:: Records supplied

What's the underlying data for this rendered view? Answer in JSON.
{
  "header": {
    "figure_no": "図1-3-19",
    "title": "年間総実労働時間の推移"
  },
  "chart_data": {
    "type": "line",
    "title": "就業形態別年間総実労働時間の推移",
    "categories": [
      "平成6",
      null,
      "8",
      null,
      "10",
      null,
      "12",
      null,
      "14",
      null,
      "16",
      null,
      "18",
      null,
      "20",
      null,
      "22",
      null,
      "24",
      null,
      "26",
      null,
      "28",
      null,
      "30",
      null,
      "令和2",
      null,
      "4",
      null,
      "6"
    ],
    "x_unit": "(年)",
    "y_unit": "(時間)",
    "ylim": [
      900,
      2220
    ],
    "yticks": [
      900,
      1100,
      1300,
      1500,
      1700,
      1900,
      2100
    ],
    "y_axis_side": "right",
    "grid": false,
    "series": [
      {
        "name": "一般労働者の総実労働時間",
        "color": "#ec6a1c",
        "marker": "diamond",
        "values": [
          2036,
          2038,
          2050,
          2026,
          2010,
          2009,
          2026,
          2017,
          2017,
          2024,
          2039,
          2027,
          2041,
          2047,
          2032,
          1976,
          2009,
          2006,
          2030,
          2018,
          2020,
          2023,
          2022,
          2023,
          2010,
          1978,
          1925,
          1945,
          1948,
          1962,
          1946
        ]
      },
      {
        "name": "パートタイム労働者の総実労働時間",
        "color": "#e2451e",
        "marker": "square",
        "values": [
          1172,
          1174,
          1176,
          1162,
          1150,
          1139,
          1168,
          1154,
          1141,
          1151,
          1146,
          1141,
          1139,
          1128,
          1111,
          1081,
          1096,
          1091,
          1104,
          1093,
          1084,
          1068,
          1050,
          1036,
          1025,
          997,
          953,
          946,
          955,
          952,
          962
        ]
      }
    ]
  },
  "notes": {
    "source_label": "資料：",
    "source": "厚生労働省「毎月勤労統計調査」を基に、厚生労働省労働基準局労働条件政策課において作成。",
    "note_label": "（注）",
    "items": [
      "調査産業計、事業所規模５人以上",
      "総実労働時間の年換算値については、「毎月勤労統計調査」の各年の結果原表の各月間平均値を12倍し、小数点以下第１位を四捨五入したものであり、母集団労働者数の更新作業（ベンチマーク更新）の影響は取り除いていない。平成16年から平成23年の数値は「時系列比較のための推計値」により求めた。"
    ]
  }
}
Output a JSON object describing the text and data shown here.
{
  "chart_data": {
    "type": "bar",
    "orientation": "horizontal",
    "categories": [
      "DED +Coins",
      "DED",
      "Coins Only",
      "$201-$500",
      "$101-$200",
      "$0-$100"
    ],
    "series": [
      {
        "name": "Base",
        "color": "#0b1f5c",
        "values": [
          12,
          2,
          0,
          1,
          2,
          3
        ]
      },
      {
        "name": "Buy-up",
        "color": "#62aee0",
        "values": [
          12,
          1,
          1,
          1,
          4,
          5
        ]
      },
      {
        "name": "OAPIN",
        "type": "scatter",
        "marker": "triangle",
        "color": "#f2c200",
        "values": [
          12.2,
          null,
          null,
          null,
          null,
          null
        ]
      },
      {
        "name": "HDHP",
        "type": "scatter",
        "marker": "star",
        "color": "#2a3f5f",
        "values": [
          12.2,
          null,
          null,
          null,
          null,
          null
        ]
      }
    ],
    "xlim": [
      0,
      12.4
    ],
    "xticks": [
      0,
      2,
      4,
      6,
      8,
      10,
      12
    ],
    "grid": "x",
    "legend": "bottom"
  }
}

::::

The exercise> Using the listing above, return all lines where the word "JSON" occurs.

The output>
What's the underlying data for this rendered view? Answer in JSON.
Output a JSON object describing the text and data shown here.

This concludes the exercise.